*What to do*:
Note each line where "content" appears, and copy it.

=-=-=-=-=

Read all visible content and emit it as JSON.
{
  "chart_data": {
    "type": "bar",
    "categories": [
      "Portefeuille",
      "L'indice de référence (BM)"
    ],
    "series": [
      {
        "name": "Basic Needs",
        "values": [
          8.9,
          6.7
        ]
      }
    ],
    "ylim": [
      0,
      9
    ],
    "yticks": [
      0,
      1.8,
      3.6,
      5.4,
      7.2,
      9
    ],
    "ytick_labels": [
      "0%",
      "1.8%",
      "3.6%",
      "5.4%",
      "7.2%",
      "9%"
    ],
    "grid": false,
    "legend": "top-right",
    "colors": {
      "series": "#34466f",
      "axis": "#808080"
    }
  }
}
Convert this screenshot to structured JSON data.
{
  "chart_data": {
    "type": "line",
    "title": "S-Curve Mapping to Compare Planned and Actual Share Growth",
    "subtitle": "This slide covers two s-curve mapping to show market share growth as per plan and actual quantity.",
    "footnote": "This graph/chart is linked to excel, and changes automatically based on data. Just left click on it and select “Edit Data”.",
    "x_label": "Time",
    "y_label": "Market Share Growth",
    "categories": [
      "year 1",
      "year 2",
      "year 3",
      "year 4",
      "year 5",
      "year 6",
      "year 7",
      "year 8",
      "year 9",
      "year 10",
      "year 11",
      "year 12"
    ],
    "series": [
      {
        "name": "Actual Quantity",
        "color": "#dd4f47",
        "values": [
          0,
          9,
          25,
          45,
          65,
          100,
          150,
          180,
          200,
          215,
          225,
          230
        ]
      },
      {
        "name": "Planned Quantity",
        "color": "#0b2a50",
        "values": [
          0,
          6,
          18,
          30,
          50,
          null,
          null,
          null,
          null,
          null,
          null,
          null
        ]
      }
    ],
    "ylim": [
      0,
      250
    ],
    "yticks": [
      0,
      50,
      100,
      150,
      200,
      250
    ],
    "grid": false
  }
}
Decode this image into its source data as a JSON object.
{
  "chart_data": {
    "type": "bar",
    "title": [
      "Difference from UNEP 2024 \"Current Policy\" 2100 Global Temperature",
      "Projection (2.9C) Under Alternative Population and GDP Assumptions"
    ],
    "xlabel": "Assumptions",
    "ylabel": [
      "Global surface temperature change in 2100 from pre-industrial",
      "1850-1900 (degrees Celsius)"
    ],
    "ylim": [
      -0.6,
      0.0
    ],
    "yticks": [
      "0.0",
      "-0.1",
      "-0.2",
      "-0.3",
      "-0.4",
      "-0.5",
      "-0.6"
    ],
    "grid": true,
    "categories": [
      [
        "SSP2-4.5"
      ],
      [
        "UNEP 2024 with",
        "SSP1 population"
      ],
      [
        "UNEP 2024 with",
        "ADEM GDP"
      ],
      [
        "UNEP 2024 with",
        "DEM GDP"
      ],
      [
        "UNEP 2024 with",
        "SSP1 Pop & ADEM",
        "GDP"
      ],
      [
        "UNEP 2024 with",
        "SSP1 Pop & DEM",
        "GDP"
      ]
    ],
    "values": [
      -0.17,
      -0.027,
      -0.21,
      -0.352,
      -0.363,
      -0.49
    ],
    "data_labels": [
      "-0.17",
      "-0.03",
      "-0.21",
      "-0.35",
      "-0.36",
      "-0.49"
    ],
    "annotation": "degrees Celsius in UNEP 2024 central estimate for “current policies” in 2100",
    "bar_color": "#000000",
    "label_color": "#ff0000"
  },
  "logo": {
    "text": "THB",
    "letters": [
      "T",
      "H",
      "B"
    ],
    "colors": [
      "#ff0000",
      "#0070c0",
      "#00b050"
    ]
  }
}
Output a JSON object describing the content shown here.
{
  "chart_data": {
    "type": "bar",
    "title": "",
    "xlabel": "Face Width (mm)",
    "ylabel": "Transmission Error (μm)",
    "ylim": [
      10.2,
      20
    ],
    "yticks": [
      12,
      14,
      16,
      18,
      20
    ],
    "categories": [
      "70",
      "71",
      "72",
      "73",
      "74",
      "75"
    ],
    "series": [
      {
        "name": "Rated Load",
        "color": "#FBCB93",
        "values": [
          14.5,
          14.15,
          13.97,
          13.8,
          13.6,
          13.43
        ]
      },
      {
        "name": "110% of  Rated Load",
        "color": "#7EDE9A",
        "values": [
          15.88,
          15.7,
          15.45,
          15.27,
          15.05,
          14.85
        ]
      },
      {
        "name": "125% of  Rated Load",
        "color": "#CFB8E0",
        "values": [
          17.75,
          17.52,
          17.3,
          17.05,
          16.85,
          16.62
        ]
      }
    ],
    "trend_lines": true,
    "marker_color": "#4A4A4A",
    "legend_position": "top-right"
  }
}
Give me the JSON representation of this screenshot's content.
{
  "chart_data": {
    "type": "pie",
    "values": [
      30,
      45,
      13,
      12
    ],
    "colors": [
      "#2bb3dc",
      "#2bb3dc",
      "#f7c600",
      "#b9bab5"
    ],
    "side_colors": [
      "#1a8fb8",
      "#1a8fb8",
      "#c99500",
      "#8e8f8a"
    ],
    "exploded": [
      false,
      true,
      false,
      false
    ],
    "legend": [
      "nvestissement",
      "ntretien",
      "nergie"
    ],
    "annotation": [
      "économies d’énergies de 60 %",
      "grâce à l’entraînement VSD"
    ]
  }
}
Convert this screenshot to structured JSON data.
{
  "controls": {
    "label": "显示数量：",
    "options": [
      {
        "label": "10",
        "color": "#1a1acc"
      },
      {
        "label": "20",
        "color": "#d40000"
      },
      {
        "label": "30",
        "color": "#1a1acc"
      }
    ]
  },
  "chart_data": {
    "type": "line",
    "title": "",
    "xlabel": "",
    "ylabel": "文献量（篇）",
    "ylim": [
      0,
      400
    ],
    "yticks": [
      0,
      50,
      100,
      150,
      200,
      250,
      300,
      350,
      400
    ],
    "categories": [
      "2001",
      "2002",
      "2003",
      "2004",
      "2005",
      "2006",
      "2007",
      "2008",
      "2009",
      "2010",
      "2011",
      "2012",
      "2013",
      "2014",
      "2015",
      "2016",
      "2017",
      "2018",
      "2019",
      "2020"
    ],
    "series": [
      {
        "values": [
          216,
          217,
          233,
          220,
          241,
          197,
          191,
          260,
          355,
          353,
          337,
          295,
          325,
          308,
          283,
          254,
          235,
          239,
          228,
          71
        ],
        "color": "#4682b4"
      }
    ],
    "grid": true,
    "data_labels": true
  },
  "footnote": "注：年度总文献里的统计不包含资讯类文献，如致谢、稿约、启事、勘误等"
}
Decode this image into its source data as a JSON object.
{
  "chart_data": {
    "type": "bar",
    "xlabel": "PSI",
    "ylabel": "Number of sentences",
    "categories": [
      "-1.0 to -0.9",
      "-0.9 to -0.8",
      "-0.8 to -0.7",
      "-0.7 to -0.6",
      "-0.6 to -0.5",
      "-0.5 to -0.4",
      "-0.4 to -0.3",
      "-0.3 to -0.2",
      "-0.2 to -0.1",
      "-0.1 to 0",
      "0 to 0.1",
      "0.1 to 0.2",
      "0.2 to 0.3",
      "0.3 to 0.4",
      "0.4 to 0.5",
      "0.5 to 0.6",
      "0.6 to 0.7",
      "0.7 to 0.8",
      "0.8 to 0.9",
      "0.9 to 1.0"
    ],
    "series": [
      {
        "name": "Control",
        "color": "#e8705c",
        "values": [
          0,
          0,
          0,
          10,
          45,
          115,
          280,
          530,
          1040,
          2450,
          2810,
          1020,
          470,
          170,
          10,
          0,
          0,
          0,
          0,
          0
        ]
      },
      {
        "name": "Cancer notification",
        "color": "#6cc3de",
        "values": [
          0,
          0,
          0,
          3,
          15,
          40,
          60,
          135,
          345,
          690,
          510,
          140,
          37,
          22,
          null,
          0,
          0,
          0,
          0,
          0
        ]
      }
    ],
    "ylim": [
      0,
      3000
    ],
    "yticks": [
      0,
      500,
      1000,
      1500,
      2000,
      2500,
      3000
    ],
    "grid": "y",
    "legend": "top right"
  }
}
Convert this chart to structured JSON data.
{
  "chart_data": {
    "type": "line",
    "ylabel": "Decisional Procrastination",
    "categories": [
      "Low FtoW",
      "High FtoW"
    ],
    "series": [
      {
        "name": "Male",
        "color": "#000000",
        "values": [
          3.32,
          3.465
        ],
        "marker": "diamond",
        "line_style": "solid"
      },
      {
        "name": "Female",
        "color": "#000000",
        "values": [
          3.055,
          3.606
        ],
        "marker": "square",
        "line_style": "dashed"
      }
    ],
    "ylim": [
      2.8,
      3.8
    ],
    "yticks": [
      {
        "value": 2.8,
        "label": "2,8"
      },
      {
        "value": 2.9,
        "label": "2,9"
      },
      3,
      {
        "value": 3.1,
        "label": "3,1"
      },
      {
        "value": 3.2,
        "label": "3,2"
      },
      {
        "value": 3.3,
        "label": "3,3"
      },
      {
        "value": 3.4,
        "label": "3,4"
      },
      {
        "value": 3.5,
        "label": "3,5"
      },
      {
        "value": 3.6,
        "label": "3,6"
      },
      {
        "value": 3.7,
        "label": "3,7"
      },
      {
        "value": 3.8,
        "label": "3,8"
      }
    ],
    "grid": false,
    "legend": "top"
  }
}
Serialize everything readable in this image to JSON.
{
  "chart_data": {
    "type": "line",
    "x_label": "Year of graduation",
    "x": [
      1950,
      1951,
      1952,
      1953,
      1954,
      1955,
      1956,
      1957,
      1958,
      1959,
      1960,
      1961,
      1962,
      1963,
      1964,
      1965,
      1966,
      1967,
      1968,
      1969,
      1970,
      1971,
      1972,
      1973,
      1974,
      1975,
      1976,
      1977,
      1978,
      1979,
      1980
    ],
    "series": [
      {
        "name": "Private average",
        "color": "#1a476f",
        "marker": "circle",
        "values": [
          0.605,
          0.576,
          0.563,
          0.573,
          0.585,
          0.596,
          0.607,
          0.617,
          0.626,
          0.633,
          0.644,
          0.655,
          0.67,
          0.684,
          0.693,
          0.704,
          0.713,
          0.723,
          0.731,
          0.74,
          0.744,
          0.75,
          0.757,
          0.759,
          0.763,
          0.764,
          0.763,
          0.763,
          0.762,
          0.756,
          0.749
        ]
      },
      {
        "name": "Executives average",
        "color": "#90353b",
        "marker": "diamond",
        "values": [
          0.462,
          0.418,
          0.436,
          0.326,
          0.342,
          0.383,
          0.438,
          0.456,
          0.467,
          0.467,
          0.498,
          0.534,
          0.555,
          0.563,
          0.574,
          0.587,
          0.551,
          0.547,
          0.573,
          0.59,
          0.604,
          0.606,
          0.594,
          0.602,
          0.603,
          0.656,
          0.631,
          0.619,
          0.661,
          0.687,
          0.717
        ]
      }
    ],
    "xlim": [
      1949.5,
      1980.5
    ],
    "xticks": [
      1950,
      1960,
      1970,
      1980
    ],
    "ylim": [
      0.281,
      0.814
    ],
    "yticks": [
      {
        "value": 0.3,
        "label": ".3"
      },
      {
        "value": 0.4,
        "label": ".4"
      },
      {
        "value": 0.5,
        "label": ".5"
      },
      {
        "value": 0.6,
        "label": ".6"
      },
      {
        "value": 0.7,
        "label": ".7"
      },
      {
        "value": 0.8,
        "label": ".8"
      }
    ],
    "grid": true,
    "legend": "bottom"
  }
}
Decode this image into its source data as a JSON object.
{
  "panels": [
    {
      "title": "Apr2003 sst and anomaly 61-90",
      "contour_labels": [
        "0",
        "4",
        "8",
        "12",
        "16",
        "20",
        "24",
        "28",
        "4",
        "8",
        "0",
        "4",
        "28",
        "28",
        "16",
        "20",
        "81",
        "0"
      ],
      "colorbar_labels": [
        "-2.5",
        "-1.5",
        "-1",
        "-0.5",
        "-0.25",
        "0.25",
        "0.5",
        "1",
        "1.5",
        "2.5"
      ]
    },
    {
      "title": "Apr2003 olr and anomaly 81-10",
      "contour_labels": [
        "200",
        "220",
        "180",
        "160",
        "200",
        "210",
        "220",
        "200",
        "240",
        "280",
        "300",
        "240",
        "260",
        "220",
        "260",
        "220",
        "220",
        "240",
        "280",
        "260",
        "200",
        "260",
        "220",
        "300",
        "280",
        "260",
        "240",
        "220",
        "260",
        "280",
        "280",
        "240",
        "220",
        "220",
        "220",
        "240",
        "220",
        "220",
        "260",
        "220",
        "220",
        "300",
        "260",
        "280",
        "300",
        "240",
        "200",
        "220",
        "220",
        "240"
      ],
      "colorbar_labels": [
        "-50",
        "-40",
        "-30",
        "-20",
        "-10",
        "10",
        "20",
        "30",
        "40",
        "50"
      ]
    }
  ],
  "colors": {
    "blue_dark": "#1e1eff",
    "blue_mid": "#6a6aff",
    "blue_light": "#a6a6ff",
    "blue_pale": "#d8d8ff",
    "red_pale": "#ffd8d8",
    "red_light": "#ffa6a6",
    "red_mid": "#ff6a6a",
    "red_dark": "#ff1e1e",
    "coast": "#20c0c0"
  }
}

=-=-=-=-=

*Reply to the task*:
Read all visible content and emit it as JSON.
Output a JSON object describing the content shown here.
Give me the JSON representation of this screenshot's content.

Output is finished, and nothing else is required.